▶ [TASK PROMPT]: Every record here should be printed again exactly.

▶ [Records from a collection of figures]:
################
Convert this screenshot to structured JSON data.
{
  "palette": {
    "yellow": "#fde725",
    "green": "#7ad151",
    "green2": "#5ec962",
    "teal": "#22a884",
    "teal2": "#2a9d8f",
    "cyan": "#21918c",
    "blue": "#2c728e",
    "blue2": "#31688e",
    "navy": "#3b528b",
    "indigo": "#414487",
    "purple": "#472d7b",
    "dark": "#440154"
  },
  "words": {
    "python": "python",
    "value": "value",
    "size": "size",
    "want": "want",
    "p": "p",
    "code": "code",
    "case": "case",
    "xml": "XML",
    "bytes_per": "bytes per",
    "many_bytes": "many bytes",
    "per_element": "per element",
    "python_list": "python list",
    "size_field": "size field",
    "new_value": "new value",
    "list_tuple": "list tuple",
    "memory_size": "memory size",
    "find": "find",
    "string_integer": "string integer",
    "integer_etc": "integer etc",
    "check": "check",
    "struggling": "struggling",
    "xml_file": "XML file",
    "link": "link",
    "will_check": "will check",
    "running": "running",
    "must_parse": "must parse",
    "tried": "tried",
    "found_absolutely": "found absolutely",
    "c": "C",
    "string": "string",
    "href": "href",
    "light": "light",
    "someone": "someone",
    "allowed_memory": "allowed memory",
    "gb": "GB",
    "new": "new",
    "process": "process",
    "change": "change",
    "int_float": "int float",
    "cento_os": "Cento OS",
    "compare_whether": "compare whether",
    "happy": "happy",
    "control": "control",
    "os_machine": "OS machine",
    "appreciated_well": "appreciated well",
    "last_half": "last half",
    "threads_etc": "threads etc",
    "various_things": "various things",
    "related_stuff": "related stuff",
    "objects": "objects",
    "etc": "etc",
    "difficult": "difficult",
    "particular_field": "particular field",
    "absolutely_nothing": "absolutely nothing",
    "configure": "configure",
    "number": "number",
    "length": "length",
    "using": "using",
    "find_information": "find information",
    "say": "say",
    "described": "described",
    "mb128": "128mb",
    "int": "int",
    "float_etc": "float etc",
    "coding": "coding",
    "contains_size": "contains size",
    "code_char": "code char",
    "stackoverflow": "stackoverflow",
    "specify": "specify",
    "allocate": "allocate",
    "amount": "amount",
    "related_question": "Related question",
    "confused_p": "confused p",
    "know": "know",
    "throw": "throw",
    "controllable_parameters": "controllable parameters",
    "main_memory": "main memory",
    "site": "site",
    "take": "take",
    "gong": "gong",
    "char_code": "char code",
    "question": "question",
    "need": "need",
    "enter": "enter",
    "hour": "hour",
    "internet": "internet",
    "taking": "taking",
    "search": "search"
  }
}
################
▶ [WRITTEN RESPONSE]:
Convert this screenshot to structured JSON data.
{
  "palette": {
    "yellow": "#fde725",
    "green": "#7ad151",
    "green2": "#5ec962",
    "teal": "#22a884",
    "teal2": "#2a9d8f",
    "cyan": "#21918c",
    "blue": "#2c728e",
    "blue2": "#31688e",
    "navy": "#3b528b",
    "indigo": "#414487",
    "purple": "#472d7b",
    "dark": "#440154"
  },
  "words": {
    "python": "python",
    "value": "value",
    "size": "size",
    "want": "want",
    "p": "p",
    "code": "code",
    "case": "case",
    "xml": "XML",
    "bytes_per": "bytes per",
    "many_bytes": "many bytes",
    "per_element": "per element",
    "python_list": "python list",
    "size_field": "size field",
    "new_value": "new value",
    "list_tuple": "list tuple",
    "memory_size": "memory size",
    "find": "find",
    "string_integer": "string integer",
    "integer_etc": "integer etc",
    "check": "check",
    "struggling": "struggling",
    "xml_file": "XML file",
    "link": "link",
    "will_check": "will check",
    "running": "running",
    "must_parse": "must parse",
    "tried": "tried",
    "found_absolutely": "found absolutely",
    "c": "C",
    "string": "string",
    "href": "href",
    "light": "light",
    "someone": "someone",
    "allowed_memory": "allowed memory",
    "gb": "GB",
    "new": "new",
    "process": "process",
    "change": "change",
    "int_float": "int float",
    "cento_os": "Cento OS",
    "compare_whether": "compare whether",
    "happy": "happy",
    "control": "control",
    "os_machine": "OS machine",
    "appreciated_well": "appreciated well",
    "last_half": "last half",
    "threads_etc": "threads etc",
    "various_things": "various things",
    "related_stuff": "related stuff",
    "objects": "objects",
    "etc": "etc",
    "difficult": "difficult",
    "particular_field": "particular field",
    "absolutely_nothing": "absolutely nothing",
    "configure": "configure",
    "number": "number",
    "length": "length",
    "using": "using",
    "find_information": "find information",
    "say": "say",
    "described": "described",
    "mb128": "128mb",
    "int": "int",
    "float_etc": "float etc",
    "coding": "coding",
    "contains_size": "contains size",
    "code_char": "code char",
    "stackoverflow": "stackoverflow",
    "specify": "specify",
    "allocate": "allocate",
    "amount": "amount",
    "related_question": "Related question",
    "confused_p": "confused p",
    "know": "know",
    "throw": "throw",
    "controllable_parameters": "controllable parameters",
    "main_memory": "main memory",
    "site": "site",
    "take": "take",
    "gong": "gong",
    "char_code": "char code",
    "question": "question",
    "need": "need",
    "enter": "enter",
    "hour": "hour",
    "internet": "internet",
    "taking": "taking",
    "search": "search"
  }
}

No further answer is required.